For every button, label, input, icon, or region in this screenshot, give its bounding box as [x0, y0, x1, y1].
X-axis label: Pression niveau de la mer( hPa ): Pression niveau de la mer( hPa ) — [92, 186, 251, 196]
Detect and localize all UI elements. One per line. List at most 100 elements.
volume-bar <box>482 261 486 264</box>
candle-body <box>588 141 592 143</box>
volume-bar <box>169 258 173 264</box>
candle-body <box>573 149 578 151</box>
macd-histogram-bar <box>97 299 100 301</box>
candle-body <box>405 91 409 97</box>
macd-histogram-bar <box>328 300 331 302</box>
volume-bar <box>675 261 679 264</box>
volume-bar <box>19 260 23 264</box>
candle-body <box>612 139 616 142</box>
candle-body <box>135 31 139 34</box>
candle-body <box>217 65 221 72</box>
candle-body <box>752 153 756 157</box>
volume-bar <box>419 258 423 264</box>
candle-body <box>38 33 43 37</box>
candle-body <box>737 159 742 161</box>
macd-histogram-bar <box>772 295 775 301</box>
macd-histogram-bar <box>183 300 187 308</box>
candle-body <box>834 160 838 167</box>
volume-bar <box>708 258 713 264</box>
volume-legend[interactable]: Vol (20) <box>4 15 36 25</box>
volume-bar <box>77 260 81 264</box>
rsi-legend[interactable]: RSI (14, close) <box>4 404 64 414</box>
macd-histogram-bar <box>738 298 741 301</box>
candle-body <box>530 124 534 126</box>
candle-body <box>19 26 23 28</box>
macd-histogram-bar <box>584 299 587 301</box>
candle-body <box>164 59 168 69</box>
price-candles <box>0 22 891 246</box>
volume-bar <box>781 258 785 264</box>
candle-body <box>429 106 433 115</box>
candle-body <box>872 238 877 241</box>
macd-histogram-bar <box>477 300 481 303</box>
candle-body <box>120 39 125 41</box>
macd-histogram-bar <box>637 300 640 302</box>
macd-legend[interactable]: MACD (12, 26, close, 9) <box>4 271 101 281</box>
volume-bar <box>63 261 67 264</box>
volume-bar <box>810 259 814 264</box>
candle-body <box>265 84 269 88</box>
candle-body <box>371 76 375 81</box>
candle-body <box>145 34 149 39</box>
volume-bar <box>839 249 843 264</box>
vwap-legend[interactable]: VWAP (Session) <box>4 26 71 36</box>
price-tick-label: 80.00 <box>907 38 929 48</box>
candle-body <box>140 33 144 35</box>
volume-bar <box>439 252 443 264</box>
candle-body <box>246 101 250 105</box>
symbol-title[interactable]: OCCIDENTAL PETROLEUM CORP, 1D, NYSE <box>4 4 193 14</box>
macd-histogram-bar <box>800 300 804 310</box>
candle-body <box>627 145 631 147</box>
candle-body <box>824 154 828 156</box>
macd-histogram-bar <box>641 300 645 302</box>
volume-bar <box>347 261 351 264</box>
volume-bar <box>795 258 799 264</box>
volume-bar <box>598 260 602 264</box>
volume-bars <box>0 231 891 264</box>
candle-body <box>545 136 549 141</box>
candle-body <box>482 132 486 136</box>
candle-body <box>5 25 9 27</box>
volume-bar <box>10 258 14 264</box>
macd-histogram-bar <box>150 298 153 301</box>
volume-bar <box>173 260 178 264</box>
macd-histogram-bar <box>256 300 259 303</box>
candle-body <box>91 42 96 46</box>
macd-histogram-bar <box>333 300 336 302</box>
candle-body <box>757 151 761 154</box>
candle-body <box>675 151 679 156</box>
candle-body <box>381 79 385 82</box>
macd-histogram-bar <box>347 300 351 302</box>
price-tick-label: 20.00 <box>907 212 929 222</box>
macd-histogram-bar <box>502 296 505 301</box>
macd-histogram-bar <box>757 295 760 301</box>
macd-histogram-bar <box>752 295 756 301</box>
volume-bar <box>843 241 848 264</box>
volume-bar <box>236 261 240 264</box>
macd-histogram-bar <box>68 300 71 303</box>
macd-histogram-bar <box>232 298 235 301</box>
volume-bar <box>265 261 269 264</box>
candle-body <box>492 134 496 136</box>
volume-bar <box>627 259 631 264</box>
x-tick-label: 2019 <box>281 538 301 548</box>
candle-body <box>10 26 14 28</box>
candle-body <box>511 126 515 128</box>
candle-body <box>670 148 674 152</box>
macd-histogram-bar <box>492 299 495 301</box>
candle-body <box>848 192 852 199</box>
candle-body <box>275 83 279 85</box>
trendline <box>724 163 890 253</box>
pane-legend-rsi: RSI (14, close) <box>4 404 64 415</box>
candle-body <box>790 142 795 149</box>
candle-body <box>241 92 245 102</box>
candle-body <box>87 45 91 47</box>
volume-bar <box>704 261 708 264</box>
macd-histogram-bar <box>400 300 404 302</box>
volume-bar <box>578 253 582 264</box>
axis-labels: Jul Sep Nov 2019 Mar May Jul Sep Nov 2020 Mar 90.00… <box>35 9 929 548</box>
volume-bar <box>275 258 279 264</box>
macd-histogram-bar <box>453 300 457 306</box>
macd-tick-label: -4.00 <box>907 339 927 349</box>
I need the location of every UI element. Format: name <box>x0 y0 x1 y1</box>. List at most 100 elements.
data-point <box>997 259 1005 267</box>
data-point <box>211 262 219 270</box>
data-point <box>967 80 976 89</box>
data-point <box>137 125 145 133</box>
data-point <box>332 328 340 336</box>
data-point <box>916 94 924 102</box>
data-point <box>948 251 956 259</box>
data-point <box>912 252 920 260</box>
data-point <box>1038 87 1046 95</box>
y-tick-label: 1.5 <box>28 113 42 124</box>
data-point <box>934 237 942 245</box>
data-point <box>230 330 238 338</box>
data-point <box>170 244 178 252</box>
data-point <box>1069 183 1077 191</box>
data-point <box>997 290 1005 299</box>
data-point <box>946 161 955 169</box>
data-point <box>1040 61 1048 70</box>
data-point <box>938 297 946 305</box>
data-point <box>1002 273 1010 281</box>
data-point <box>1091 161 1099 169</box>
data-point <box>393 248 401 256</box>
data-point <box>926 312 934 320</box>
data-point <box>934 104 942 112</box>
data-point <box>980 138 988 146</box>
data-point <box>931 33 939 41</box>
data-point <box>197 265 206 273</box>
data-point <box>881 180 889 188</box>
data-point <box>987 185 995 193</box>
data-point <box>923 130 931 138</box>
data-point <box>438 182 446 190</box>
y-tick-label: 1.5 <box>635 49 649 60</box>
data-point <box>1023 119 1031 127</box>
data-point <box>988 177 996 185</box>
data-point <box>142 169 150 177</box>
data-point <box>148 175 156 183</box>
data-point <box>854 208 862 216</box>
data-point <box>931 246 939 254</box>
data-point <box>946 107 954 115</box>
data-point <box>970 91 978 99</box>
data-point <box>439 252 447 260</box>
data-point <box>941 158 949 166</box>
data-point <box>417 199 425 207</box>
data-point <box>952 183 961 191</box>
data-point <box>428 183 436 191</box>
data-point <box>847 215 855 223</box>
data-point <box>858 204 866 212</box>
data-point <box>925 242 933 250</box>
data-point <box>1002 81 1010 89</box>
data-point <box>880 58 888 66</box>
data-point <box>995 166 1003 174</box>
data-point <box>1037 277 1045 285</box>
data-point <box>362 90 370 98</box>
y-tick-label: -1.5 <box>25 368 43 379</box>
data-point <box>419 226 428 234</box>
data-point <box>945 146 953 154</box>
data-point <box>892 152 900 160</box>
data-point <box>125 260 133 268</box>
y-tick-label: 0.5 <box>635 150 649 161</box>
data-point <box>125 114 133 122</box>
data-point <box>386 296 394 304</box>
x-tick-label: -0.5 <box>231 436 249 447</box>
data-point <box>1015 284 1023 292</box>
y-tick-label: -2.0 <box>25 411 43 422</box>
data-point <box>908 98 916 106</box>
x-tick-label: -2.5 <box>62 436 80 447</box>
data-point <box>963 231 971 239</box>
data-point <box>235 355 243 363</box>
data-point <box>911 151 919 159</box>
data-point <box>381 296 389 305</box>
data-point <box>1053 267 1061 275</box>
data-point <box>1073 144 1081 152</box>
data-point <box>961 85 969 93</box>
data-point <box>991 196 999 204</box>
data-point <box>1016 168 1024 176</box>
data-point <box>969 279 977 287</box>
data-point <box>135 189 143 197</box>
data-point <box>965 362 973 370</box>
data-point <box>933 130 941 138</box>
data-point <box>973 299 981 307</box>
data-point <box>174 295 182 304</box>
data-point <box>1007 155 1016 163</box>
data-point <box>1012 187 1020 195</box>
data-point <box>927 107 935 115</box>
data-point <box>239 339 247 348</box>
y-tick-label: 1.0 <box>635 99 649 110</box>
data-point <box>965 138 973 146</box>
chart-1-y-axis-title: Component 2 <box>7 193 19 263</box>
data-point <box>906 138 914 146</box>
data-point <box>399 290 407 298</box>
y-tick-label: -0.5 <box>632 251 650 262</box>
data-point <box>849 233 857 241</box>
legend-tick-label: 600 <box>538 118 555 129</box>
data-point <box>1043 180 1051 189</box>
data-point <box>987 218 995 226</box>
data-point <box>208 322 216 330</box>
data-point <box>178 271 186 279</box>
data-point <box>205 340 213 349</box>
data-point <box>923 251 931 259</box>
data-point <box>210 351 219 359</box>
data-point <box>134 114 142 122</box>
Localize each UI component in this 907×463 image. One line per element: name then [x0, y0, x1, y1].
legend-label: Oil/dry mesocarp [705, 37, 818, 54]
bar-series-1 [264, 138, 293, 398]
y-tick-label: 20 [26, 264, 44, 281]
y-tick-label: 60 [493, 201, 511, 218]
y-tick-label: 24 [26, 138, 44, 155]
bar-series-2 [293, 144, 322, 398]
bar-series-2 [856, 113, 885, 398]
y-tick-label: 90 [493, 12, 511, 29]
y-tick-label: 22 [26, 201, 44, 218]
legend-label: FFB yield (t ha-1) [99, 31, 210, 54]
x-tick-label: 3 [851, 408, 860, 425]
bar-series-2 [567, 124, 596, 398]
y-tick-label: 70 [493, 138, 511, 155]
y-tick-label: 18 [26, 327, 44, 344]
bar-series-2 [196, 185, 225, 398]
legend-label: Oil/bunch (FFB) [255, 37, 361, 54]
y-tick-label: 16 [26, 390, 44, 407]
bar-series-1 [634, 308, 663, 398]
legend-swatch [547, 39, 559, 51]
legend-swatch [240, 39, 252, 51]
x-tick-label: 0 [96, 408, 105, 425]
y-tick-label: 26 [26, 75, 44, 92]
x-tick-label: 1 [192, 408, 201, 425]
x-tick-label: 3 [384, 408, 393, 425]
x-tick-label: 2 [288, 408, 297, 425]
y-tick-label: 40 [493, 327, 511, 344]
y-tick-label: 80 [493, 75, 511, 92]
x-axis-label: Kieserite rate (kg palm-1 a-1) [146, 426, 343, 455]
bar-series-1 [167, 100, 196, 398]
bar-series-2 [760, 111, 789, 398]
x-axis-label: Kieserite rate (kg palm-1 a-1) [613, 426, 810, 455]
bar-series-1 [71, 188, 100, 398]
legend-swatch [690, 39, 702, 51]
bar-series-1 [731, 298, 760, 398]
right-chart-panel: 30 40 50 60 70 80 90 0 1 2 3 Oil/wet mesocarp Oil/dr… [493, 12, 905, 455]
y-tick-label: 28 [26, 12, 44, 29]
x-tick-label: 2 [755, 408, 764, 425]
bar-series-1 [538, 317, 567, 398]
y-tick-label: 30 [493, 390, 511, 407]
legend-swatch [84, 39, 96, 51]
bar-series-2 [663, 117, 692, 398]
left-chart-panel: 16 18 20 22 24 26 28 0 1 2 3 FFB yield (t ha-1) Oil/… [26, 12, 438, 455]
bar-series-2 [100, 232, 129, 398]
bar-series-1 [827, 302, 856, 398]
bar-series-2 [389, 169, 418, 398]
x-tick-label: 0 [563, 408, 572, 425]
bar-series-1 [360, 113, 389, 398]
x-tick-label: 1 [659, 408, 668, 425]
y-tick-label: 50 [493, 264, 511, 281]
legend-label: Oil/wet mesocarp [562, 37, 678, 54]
########
Aim: Could you lay out the rows above, from the first row through the one containing "macd-histogram-bar <box>328 300 331 302</box>", as a numbered list with any blank lines left out and both ends included?

Problem solution:
1. For every button, label, input, icon, or region in this screenshot, give its bounding box as [x0, y0, x1, y1].
2. X-axis label: Pression niveau de la mer( hPa ): Pression niveau de la mer( hPa ) — [92, 186, 251, 196]
3. Detect and localize all UI elements. One per line. List at most 100 elements.
4. volume-bar <box>482 261 486 264</box>
5. candle-body <box>588 141 592 143</box>
6. volume-bar <box>169 258 173 264</box>
7. candle-body <box>573 149 578 151</box>
8. macd-histogram-bar <box>97 299 100 301</box>
9. candle-body <box>405 91 409 97</box>
10. macd-histogram-bar <box>328 300 331 302</box>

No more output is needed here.